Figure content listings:
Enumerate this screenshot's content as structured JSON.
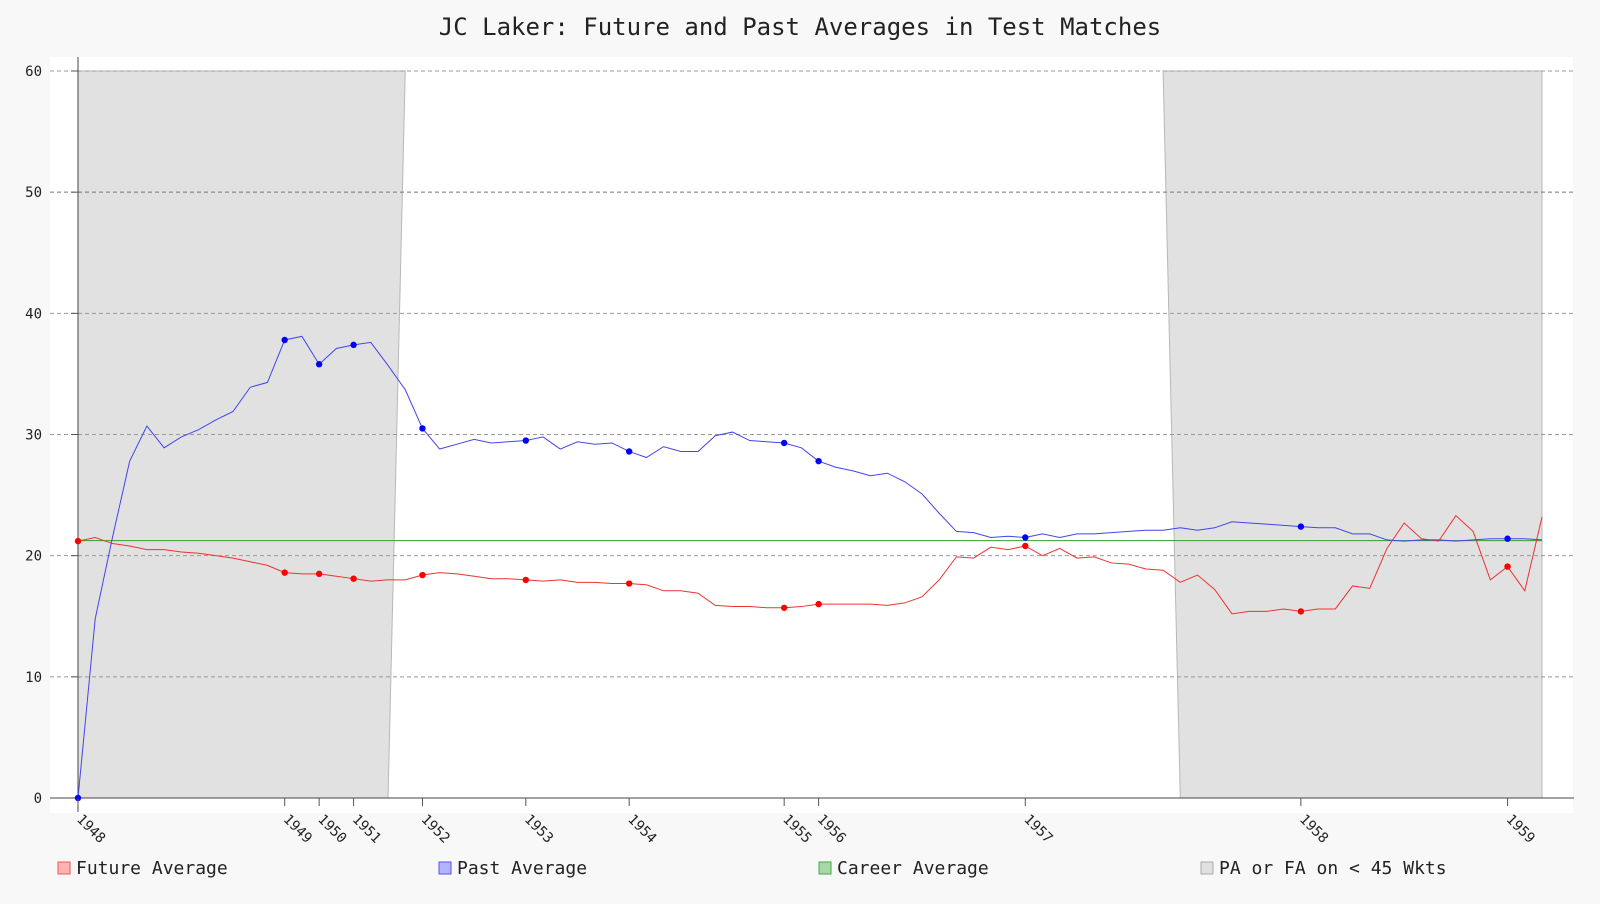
{
  "chart_data": {
    "type": "line",
    "title": "JC Laker: Future and Past Averages in Test Matches",
    "xlabel": "",
    "ylabel": "",
    "ylim": [
      0,
      60
    ],
    "yticks": [
      0,
      10,
      20,
      30,
      40,
      50,
      60
    ],
    "grid": true,
    "legend_placement": "bottom",
    "n_points": 86,
    "career_average": 21.24,
    "x_tick_labels": [
      {
        "label": "1948",
        "index": 0
      },
      {
        "label": "1949",
        "index": 12
      },
      {
        "label": "1950",
        "index": 14
      },
      {
        "label": "1951",
        "index": 16
      },
      {
        "label": "1952",
        "index": 20
      },
      {
        "label": "1953",
        "index": 26
      },
      {
        "label": "1954",
        "index": 32
      },
      {
        "label": "1955",
        "index": 41
      },
      {
        "label": "1956",
        "index": 43
      },
      {
        "label": "1957",
        "index": 55
      },
      {
        "label": "1958",
        "index": 71
      },
      {
        "label": "1959",
        "index": 83
      }
    ],
    "shaded_regions": [
      {
        "label": "PA or FA on < 45 Wkts",
        "from_index": 0,
        "to_index_top": 19,
        "to_index_bottom": 18
      },
      {
        "label": "PA or FA on < 45 Wkts",
        "from_index_top": 63,
        "from_index_bottom": 64,
        "to_index": 85
      }
    ],
    "series": [
      {
        "name": "Future Average",
        "color": "#ee3333",
        "marker_color": "#ff0000",
        "marker_indices": [
          0,
          12,
          14,
          16,
          20,
          26,
          32,
          41,
          43,
          55,
          71,
          83
        ],
        "values": [
          21.2,
          21.5,
          21.0,
          20.8,
          20.5,
          20.5,
          20.3,
          20.2,
          20.0,
          19.8,
          19.5,
          19.2,
          18.6,
          18.5,
          18.5,
          18.3,
          18.1,
          17.9,
          18.0,
          18.0,
          18.4,
          18.6,
          18.5,
          18.3,
          18.1,
          18.1,
          18.0,
          17.9,
          18.0,
          17.8,
          17.8,
          17.7,
          17.7,
          17.6,
          17.1,
          17.1,
          16.9,
          15.9,
          15.8,
          15.8,
          15.7,
          15.7,
          15.8,
          16.0,
          16.0,
          16.0,
          16.0,
          15.9,
          16.1,
          16.6,
          18.0,
          19.9,
          19.8,
          20.7,
          20.5,
          20.8,
          20.0,
          20.6,
          19.8,
          19.9,
          19.4,
          19.3,
          18.9,
          18.8,
          17.8,
          18.4,
          17.2,
          15.2,
          15.4,
          15.4,
          15.6,
          15.4,
          15.6,
          15.6,
          17.5,
          17.3,
          20.6,
          22.7,
          21.4,
          21.2,
          23.3,
          22.0,
          18.0,
          19.1,
          17.1,
          23.2
        ]
      },
      {
        "name": "Past Average",
        "color": "#4444ee",
        "marker_color": "#0000ff",
        "marker_indices": [
          0,
          12,
          14,
          16,
          20,
          26,
          32,
          41,
          43,
          55,
          71,
          83
        ],
        "values": [
          0.0,
          14.8,
          21.5,
          27.8,
          30.7,
          28.9,
          29.8,
          30.4,
          31.2,
          31.9,
          33.9,
          34.3,
          37.8,
          38.1,
          35.8,
          37.1,
          37.4,
          37.6,
          35.7,
          33.7,
          30.5,
          28.8,
          29.2,
          29.6,
          29.3,
          29.4,
          29.5,
          29.8,
          28.8,
          29.4,
          29.2,
          29.3,
          28.6,
          28.1,
          29.0,
          28.6,
          28.6,
          29.9,
          30.2,
          29.5,
          29.4,
          29.3,
          28.9,
          27.8,
          27.3,
          27.0,
          26.6,
          26.8,
          26.1,
          25.1,
          23.5,
          22.0,
          21.9,
          21.5,
          21.6,
          21.5,
          21.8,
          21.5,
          21.8,
          21.8,
          21.9,
          22.0,
          22.1,
          22.1,
          22.3,
          22.1,
          22.3,
          22.8,
          22.7,
          22.6,
          22.5,
          22.4,
          22.3,
          22.3,
          21.8,
          21.8,
          21.3,
          21.2,
          21.3,
          21.3,
          21.2,
          21.3,
          21.4,
          21.4,
          21.4,
          21.3
        ]
      },
      {
        "name": "Career Average",
        "color": "#33a02c",
        "values": "constant"
      }
    ],
    "legend": [
      {
        "label": "Future Average",
        "fill": "#ffb3b3",
        "stroke": "#ee5555"
      },
      {
        "label": "Past Average",
        "fill": "#b3b3ff",
        "stroke": "#5555ee"
      },
      {
        "label": "Career Average",
        "fill": "#a8d8a8",
        "stroke": "#44aa44"
      },
      {
        "label": "PA or FA on < 45 Wkts",
        "fill": "#e0e0e0",
        "stroke": "#aaaaaa"
      }
    ]
  }
}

Task description :: Exclude every picture and copy the remaining data exactly.

Correct result ::
Enumerate this screenshot's content as structured JSON.
{
  "chart_data": {
    "type": "line",
    "title": "JC Laker: Future and Past Averages in Test Matches",
    "xlabel": "",
    "ylabel": "",
    "ylim": [
      0,
      60
    ],
    "yticks": [
      0,
      10,
      20,
      30,
      40,
      50,
      60
    ],
    "grid": true,
    "legend_placement": "bottom",
    "n_points": 86,
    "career_average": 21.24,
    "x_tick_labels": [
      {
        "label": "1948",
        "index": 0
      },
      {
        "label": "1949",
        "index": 12
      },
      {
        "label": "1950",
        "index": 14
      },
      {
        "label": "1951",
        "index": 16
      },
      {
        "label": "1952",
        "index": 20
      },
      {
        "label": "1953",
        "index": 26
      },
      {
        "label": "1954",
        "index": 32
      },
      {
        "label": "1955",
        "index": 41
      },
      {
        "label": "1956",
        "index": 43
      },
      {
        "label": "1957",
        "index": 55
      },
      {
        "label": "1958",
        "index": 71
      },
      {
        "label": "1959",
        "index": 83
      }
    ],
    "shaded_regions": [
      {
        "label": "PA or FA on < 45 Wkts",
        "from_index": 0,
        "to_index_top": 19,
        "to_index_bottom": 18
      },
      {
        "label": "PA or FA on < 45 Wkts",
        "from_index_top": 63,
        "from_index_bottom": 64,
        "to_index": 85
      }
    ],
    "series": [
      {
        "name": "Future Average",
        "color": "#ee3333",
        "marker_color": "#ff0000",
        "marker_indices": [
          0,
          12,
          14,
          16,
          20,
          26,
          32,
          41,
          43,
          55,
          71,
          83
        ],
        "values": [
          21.2,
          21.5,
          21.0,
          20.8,
          20.5,
          20.5,
          20.3,
          20.2,
          20.0,
          19.8,
          19.5,
          19.2,
          18.6,
          18.5,
          18.5,
          18.3,
          18.1,
          17.9,
          18.0,
          18.0,
          18.4,
          18.6,
          18.5,
          18.3,
          18.1,
          18.1,
          18.0,
          17.9,
          18.0,
          17.8,
          17.8,
          17.7,
          17.7,
          17.6,
          17.1,
          17.1,
          16.9,
          15.9,
          15.8,
          15.8,
          15.7,
          15.7,
          15.8,
          16.0,
          16.0,
          16.0,
          16.0,
          15.9,
          16.1,
          16.6,
          18.0,
          19.9,
          19.8,
          20.7,
          20.5,
          20.8,
          20.0,
          20.6,
          19.8,
          19.9,
          19.4,
          19.3,
          18.9,
          18.8,
          17.8,
          18.4,
          17.2,
          15.2,
          15.4,
          15.4,
          15.6,
          15.4,
          15.6,
          15.6,
          17.5,
          17.3,
          20.6,
          22.7,
          21.4,
          21.2,
          23.3,
          22.0,
          18.0,
          19.1,
          17.1,
          23.2
        ]
      },
      {
        "name": "Past Average",
        "color": "#4444ee",
        "marker_color": "#0000ff",
        "marker_indices": [
          0,
          12,
          14,
          16,
          20,
          26,
          32,
          41,
          43,
          55,
          71,
          83
        ],
        "values": [
          0.0,
          14.8,
          21.5,
          27.8,
          30.7,
          28.9,
          29.8,
          30.4,
          31.2,
          31.9,
          33.9,
          34.3,
          37.8,
          38.1,
          35.8,
          37.1,
          37.4,
          37.6,
          35.7,
          33.7,
          30.5,
          28.8,
          29.2,
          29.6,
          29.3,
          29.4,
          29.5,
          29.8,
          28.8,
          29.4,
          29.2,
          29.3,
          28.6,
          28.1,
          29.0,
          28.6,
          28.6,
          29.9,
          30.2,
          29.5,
          29.4,
          29.3,
          28.9,
          27.8,
          27.3,
          27.0,
          26.6,
          26.8,
          26.1,
          25.1,
          23.5,
          22.0,
          21.9,
          21.5,
          21.6,
          21.5,
          21.8,
          21.5,
          21.8,
          21.8,
          21.9,
          22.0,
          22.1,
          22.1,
          22.3,
          22.1,
          22.3,
          22.8,
          22.7,
          22.6,
          22.5,
          22.4,
          22.3,
          22.3,
          21.8,
          21.8,
          21.3,
          21.2,
          21.3,
          21.3,
          21.2,
          21.3,
          21.4,
          21.4,
          21.4,
          21.3
        ]
      },
      {
        "name": "Career Average",
        "color": "#33a02c",
        "values": "constant"
      }
    ],
    "legend": [
      {
        "label": "Future Average",
        "fill": "#ffb3b3",
        "stroke": "#ee5555"
      },
      {
        "label": "Past Average",
        "fill": "#b3b3ff",
        "stroke": "#5555ee"
      },
      {
        "label": "Career Average",
        "fill": "#a8d8a8",
        "stroke": "#44aa44"
      },
      {
        "label": "PA or FA on < 45 Wkts",
        "fill": "#e0e0e0",
        "stroke": "#aaaaaa"
      }
    ]
  }
}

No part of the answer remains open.